Supplied material:
▽

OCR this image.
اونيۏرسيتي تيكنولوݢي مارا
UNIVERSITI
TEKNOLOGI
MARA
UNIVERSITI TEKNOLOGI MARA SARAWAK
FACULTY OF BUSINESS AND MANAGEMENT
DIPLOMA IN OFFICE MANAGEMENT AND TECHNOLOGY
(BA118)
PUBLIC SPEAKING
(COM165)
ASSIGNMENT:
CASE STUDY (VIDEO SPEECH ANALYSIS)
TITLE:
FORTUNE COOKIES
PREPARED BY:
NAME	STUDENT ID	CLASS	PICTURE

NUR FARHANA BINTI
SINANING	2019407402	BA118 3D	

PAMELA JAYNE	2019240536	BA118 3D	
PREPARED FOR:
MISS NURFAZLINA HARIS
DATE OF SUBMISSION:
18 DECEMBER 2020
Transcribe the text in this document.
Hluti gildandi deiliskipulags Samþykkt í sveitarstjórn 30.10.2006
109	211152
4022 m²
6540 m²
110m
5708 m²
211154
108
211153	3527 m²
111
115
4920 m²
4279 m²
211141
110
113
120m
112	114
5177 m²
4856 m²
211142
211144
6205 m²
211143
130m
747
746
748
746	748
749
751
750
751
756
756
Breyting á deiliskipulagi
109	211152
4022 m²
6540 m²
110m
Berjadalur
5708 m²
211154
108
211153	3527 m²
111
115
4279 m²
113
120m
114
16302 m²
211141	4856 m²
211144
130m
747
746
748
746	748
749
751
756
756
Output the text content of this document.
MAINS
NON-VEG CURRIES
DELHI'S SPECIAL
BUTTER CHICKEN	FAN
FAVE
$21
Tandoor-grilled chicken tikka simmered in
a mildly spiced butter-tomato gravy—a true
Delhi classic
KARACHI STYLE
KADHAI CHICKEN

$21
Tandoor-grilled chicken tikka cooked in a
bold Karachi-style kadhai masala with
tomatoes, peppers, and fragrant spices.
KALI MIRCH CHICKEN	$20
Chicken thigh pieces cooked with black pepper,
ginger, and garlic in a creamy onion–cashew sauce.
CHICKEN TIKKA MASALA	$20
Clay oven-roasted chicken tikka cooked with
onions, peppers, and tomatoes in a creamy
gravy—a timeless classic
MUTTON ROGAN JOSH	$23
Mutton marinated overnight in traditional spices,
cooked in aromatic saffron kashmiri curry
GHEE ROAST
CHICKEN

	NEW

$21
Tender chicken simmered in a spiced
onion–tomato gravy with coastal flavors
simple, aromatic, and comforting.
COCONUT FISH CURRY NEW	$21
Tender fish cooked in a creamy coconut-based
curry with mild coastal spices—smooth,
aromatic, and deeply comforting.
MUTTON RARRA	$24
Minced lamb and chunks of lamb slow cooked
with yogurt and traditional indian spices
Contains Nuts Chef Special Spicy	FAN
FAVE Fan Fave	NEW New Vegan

△

Written instruction: Search the entries for the word "classic", then list each line that holds it.

Correct output:
Delhi classic
gravy—a timeless classic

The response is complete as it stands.